# [Your goal]
Quote the listing below in full and exactly as written, but omit every picture.

# [Data rows]
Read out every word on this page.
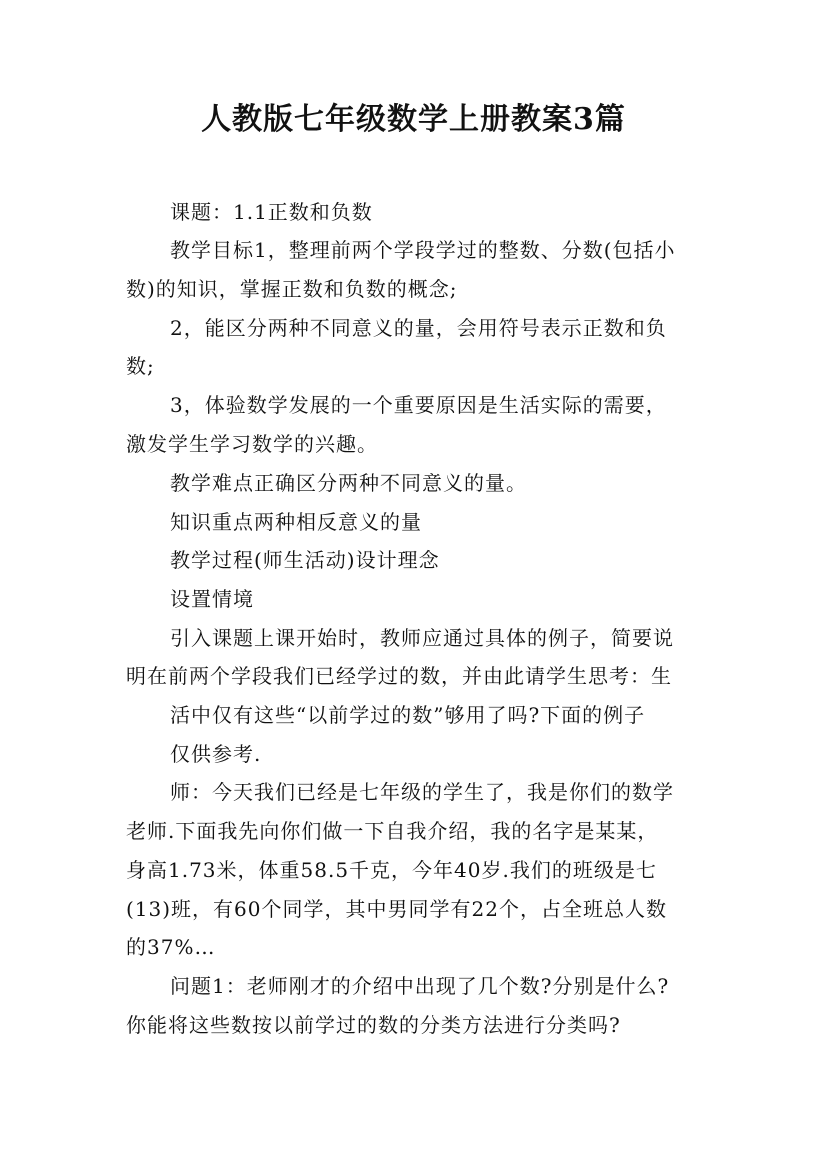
人教版七年级数学上册教案3篇
课题：1.1正数和负数
教学目标1，整理前两个学段学过的整数、分数(包括小
数)的知识，掌握正数和负数的概念;
2，能区分两种不同意义的量，会用符号表示正数和负
数;
3，体验数学发展的一个重要原因是生活实际的需要，
激发学生学习数学的兴趣。
教学难点正确区分两种不同意义的量。
知识重点两种相反意义的量
教学过程(师生活动)设计理念
设置情境
引入课题上课开始时，教师应通过具体的例子，简要说
明在前两个学段我们已经学过的数，并由此请学生思考：生
活中仅有这些“以前学过的数”够用了吗?下面的例子
仅供参考.
师：今天我们已经是七年级的学生了，我是你们的数学
老师.下面我先向你们做一下自我介绍，我的名字是某某，
身高1.73米，体重58.5千克，今年40岁.我们的班级是七
(13)班，有60个同学，其中男同学有22个，占全班总人数
的37%…
问题1：老师刚才的介绍中出现了几个数?分别是什么?
你能将这些数按以前学过的数的分类方法进行分类吗?
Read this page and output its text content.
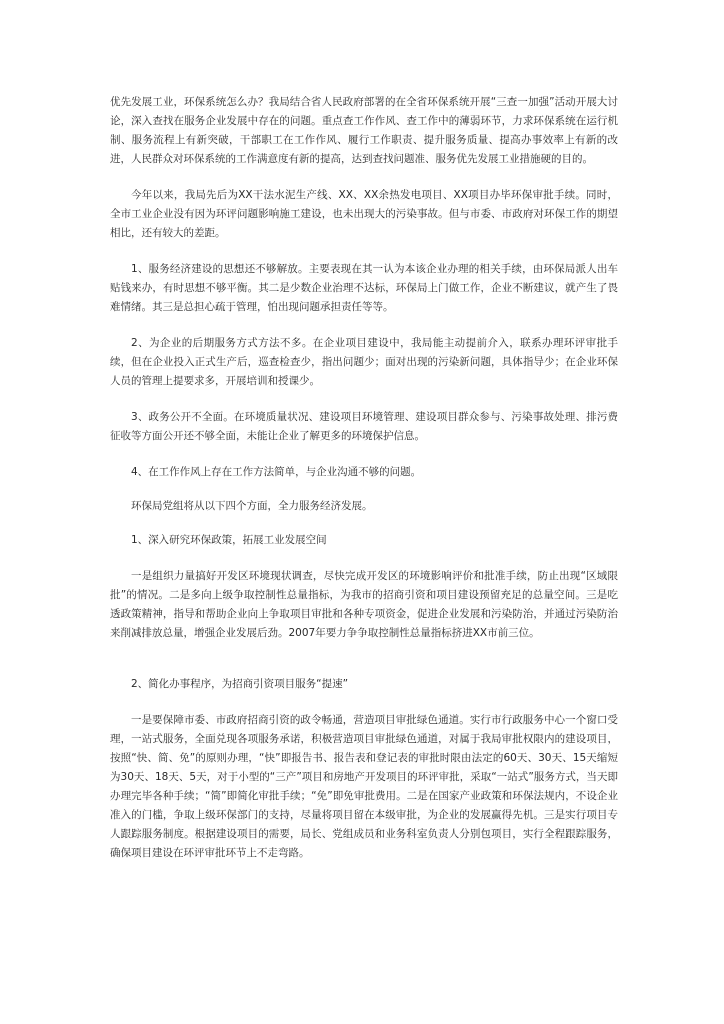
优先发展工业，环保系统怎么办？我局结合省人民政府部署的在全省环保系统开展“三查一加强”活动开展大讨论，深入查找在服务企业发展中存在的问题。重点查工作作风、查工作中的薄弱环节，力求环保系统在运行机制、服务流程上有新突破，干部职工在工作作风、履行工作职责、提升服务质量、提高办事效率上有新的改进，人民群众对环保系统的工作满意度有新的提高，达到查找问题准、服务优先发展工业措施硬的目的。

今年以来，我局先后为XX干法水泥生产线、XX、XX余热发电项目、XX项目办毕环保审批手续。同时，全市工业企业没有因为环评问题影响施工建设，也未出现大的污染事故。但与市委、市政府对环保工作的期望相比，还有较大的差距。

1、服务经济建设的思想还不够解放。主要表现在其一认为本该企业办理的相关手续，由环保局派人出车贴钱来办，有时思想不够平衡。其二是少数企业治理不达标，环保局上门做工作，企业不断建议，就产生了畏难情绪。其三是总担心疏于管理，怕出现问题承担责任等等。

2、为企业的后期服务方式方法不多。在企业项目建设中，我局能主动提前介入，联系办理环评审批手续，但在企业投入正式生产后，巡查检查少，指出问题少；面对出现的污染新问题，具体指导少；在企业环保人员的管理上提要求多，开展培训和授课少。

3、政务公开不全面。在环境质量状况、建设项目环境管理、建设项目群众参与、污染事故处理、排污费征收等方面公开还不够全面，未能让企业了解更多的环境保护信息。

4、在工作作风上存在工作方法简单，与企业沟通不够的问题。

环保局党组将从以下四个方面，全力服务经济发展。

1、深入研究环保政策，拓展工业发展空间

一是组织力量搞好开发区环境现状调查，尽快完成开发区的环境影响评价和批准手续，防止出现“区域限批”的情况。二是多向上级争取控制性总量指标，为我市的招商引资和项目建设预留充足的总量空间。三是吃透政策精神，指导和帮助企业向上争取项目审批和各种专项资金，促进企业发展和污染防治，并通过污染防治来削减排放总量，增强企业发展后劲。2007年要力争争取控制性总量指标挤进XX市前三位。

2、简化办事程序，为招商引资项目服务“提速”

一是要保障市委、市政府招商引资的政令畅通，营造项目审批绿色通道。实行市行政服务中心一个窗口受理，一站式服务，全面兑现各项服务承诺，积极营造项目审批绿色通道，对属于我局审批权限内的建设项目，按照“快、简、免”的原则办理，“快”即报告书、报告表和登记表的审批时限由法定的60天、30天、15天缩短为30天、18天、5天，对于小型的“三产”项目和房地产开发项目的环评审批，采取“一站式”服务方式，当天即办理完毕各种手续；“简”即简化审批手续；“免”即免审批费用。二是在国家产业政策和环保法规内，不设企业准入的门槛，争取上级环保部门的支持，尽量将项目留在本级审批，为企业的发展赢得先机。三是实行项目专人跟踪服务制度。根据建设项目的需要，局长、党组成员和业务科室负责人分别包项目，实行全程跟踪服务，确保项目建设在环评审批环节上不走弯路。
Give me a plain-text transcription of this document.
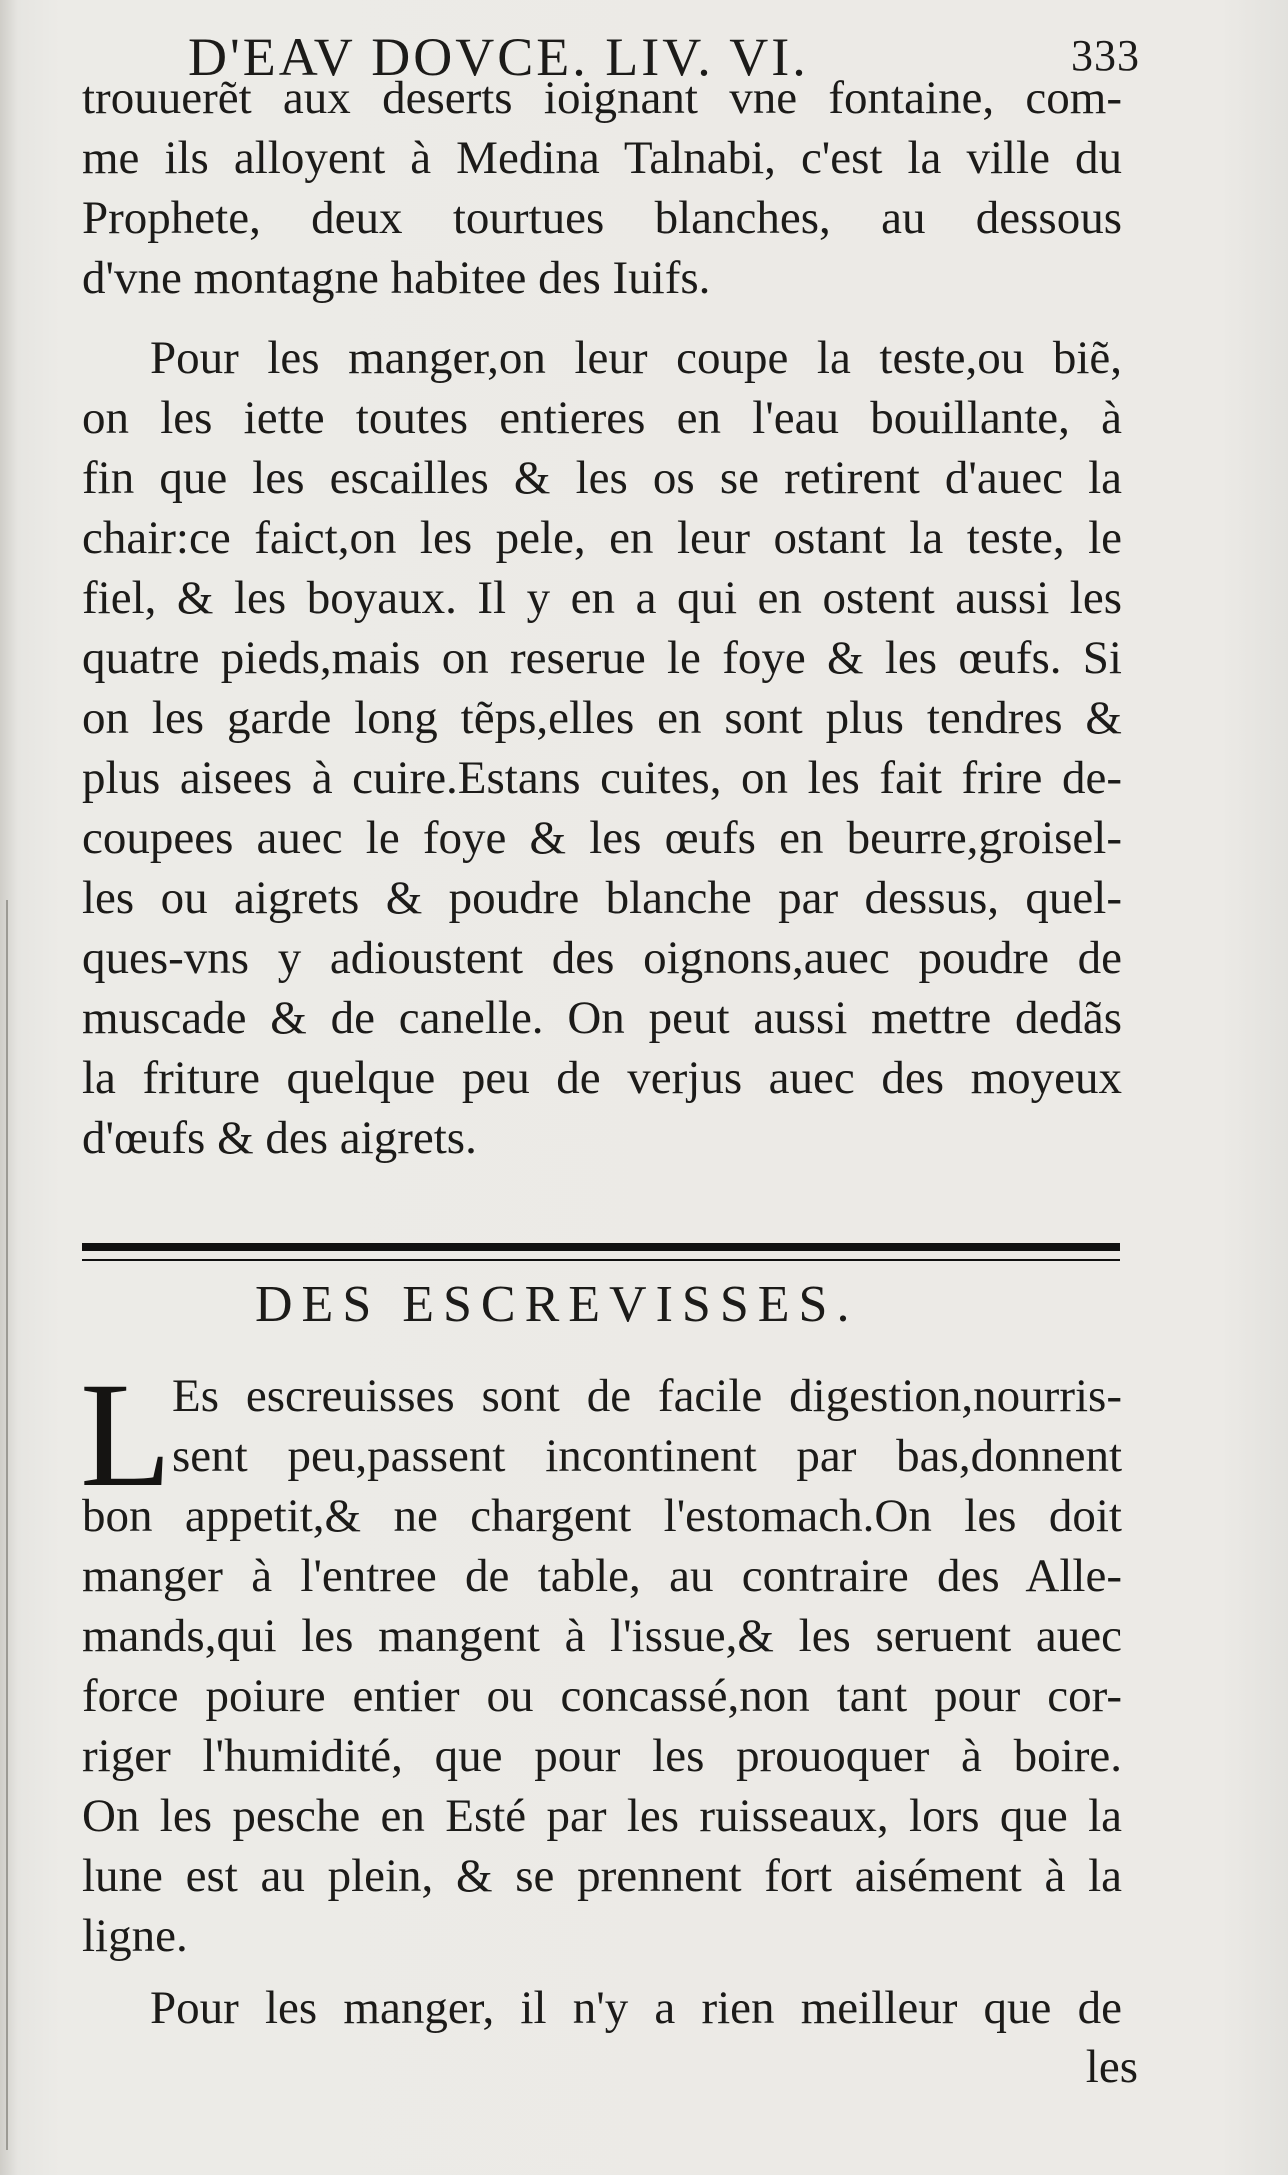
D'EAV DOVCE. LIV. VI.	333
trouuerẽt aux deserts ioignant vne fontaine, com-
me ils alloyent à Medina Talnabi, c'est la ville du
Prophete, deux tourtues blanches, au dessous
d'vne montagne habitee des Iuifs.
Pour les manger,on leur coupe la teste,ou biẽ,
on les iette toutes entieres en l'eau bouillante, à
fin que les escailles & les os se retirent d'auec la
chair:ce faict,on les pele, en leur ostant la teste, le
fiel, & les boyaux. Il y en a qui en ostent aussi les
quatre pieds,mais on reserue le foye & les œufs. Si
on les garde long tẽps,elles en sont plus tendres &
plus aisees à cuire.Estans cuites, on les fait frire de-
coupees auec le foye & les œufs en beurre,groisel-
les ou aigrets & poudre blanche par dessus, quel-
ques-vns y adioustent des oignons,auec poudre de
muscade & de canelle. On peut aussi mettre dedãs
la friture quelque peu de verjus auec des moyeux
d'œufs & des aigrets.
DES ESCREVISSES.
L Es escreuisses sont de facile digestion,nourris-
sent peu,passent incontinent par bas,donnent
bon appetit,& ne chargent l'estomach.On les doit
manger à l'entree de table, au contraire des Alle-
mands,qui les mangent à l'issue,& les seruent auec
force poiure entier ou concassé,non tant pour cor-
riger l'humidité, que pour les prouoquer à boire.
On les pesche en Esté par les ruisseaux, lors que la
lune est au plein, & se prennent fort aisément à la
ligne.
Pour les manger, il n'y a rien meilleur que de
les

# [The reply]
Read out every word on this page.
人教版七年级数学上册教案3篇
课题：1.1正数和负数
教学目标1，整理前两个学段学过的整数、分数(包括小
数)的知识，掌握正数和负数的概念;
2，能区分两种不同意义的量，会用符号表示正数和负
数;
3，体验数学发展的一个重要原因是生活实际的需要，
激发学生学习数学的兴趣。
教学难点正确区分两种不同意义的量。
知识重点两种相反意义的量
教学过程(师生活动)设计理念
设置情境
引入课题上课开始时，教师应通过具体的例子，简要说
明在前两个学段我们已经学过的数，并由此请学生思考：生
活中仅有这些“以前学过的数”够用了吗?下面的例子
仅供参考.
师：今天我们已经是七年级的学生了，我是你们的数学
老师.下面我先向你们做一下自我介绍，我的名字是某某，
身高1.73米，体重58.5千克，今年40岁.我们的班级是七
(13)班，有60个同学，其中男同学有22个，占全班总人数
的37%…
问题1：老师刚才的介绍中出现了几个数?分别是什么?
你能将这些数按以前学过的数的分类方法进行分类吗?
Read this page and output its text content.
优先发展工业，环保系统怎么办？我局结合省人民政府部署的在全省环保系统开展“三查一加强”活动开展大讨论，深入查找在服务企业发展中存在的问题。重点查工作作风、查工作中的薄弱环节，力求环保系统在运行机制、服务流程上有新突破，干部职工在工作作风、履行工作职责、提升服务质量、提高办事效率上有新的改进，人民群众对环保系统的工作满意度有新的提高，达到查找问题准、服务优先发展工业措施硬的目的。

今年以来，我局先后为XX干法水泥生产线、XX、XX余热发电项目、XX项目办毕环保审批手续。同时，全市工业企业没有因为环评问题影响施工建设，也未出现大的污染事故。但与市委、市政府对环保工作的期望相比，还有较大的差距。

1、服务经济建设的思想还不够解放。主要表现在其一认为本该企业办理的相关手续，由环保局派人出车贴钱来办，有时思想不够平衡。其二是少数企业治理不达标，环保局上门做工作，企业不断建议，就产生了畏难情绪。其三是总担心疏于管理，怕出现问题承担责任等等。

2、为企业的后期服务方式方法不多。在企业项目建设中，我局能主动提前介入，联系办理环评审批手续，但在企业投入正式生产后，巡查检查少，指出问题少；面对出现的污染新问题，具体指导少；在企业环保人员的管理上提要求多，开展培训和授课少。

3、政务公开不全面。在环境质量状况、建设项目环境管理、建设项目群众参与、污染事故处理、排污费征收等方面公开还不够全面，未能让企业了解更多的环境保护信息。

4、在工作作风上存在工作方法简单，与企业沟通不够的问题。

环保局党组将从以下四个方面，全力服务经济发展。

1、深入研究环保政策，拓展工业发展空间

一是组织力量搞好开发区环境现状调查，尽快完成开发区的环境影响评价和批准手续，防止出现“区域限批”的情况。二是多向上级争取控制性总量指标，为我市的招商引资和项目建设预留充足的总量空间。三是吃透政策精神，指导和帮助企业向上争取项目审批和各种专项资金，促进企业发展和污染防治，并通过污染防治来削减排放总量，增强企业发展后劲。2007年要力争争取控制性总量指标挤进XX市前三位。

2、简化办事程序，为招商引资项目服务“提速”

一是要保障市委、市政府招商引资的政令畅通，营造项目审批绿色通道。实行市行政服务中心一个窗口受理，一站式服务，全面兑现各项服务承诺，积极营造项目审批绿色通道，对属于我局审批权限内的建设项目，按照“快、简、免”的原则办理，“快”即报告书、报告表和登记表的审批时限由法定的60天、30天、15天缩短为30天、18天、5天，对于小型的“三产”项目和房地产开发项目的环评审批，采取“一站式”服务方式，当天即办理完毕各种手续；“简”即简化审批手续；“免”即免审批费用。二是在国家产业政策和环保法规内，不设企业准入的门槛，争取上级环保部门的支持，尽量将项目留在本级审批，为企业的发展赢得先机。三是实行项目专人跟踪服务制度。根据建设项目的需要，局长、党组成员和业务科室负责人分别包项目，实行全程跟踪服务，确保项目建设在环评审批环节上不走弯路。
Give me a plain-text transcription of this document.
D'EAV DOVCE. LIV. VI.	333
trouuerẽt aux deserts ioignant vne fontaine, com-
me ils alloyent à Medina Talnabi, c'est la ville du
Prophete, deux tourtues blanches, au dessous
d'vne montagne habitee des Iuifs.
Pour les manger,on leur coupe la teste,ou biẽ,
on les iette toutes entieres en l'eau bouillante, à
fin que les escailles & les os se retirent d'auec la
chair:ce faict,on les pele, en leur ostant la teste, le
fiel, & les boyaux. Il y en a qui en ostent aussi les
quatre pieds,mais on reserue le foye & les œufs. Si
on les garde long tẽps,elles en sont plus tendres &
plus aisees à cuire.Estans cuites, on les fait frire de-
coupees auec le foye & les œufs en beurre,groisel-
les ou aigrets & poudre blanche par dessus, quel-
ques-vns y adioustent des oignons,auec poudre de
muscade & de canelle. On peut aussi mettre dedãs
la friture quelque peu de verjus auec des moyeux
d'œufs & des aigrets.
DES ESCREVISSES.
L Es escreuisses sont de facile digestion,nourris-
sent peu,passent incontinent par bas,donnent
bon appetit,& ne chargent l'estomach.On les doit
manger à l'entree de table, au contraire des Alle-
mands,qui les mangent à l'issue,& les seruent auec
force poiure entier ou concassé,non tant pour cor-
riger l'humidité, que pour les prouoquer à boire.
On les pesche en Esté par les ruisseaux, lors que la
lune est au plein, & se prennent fort aisément à la
ligne.
Pour les manger, il n'y a rien meilleur que de
les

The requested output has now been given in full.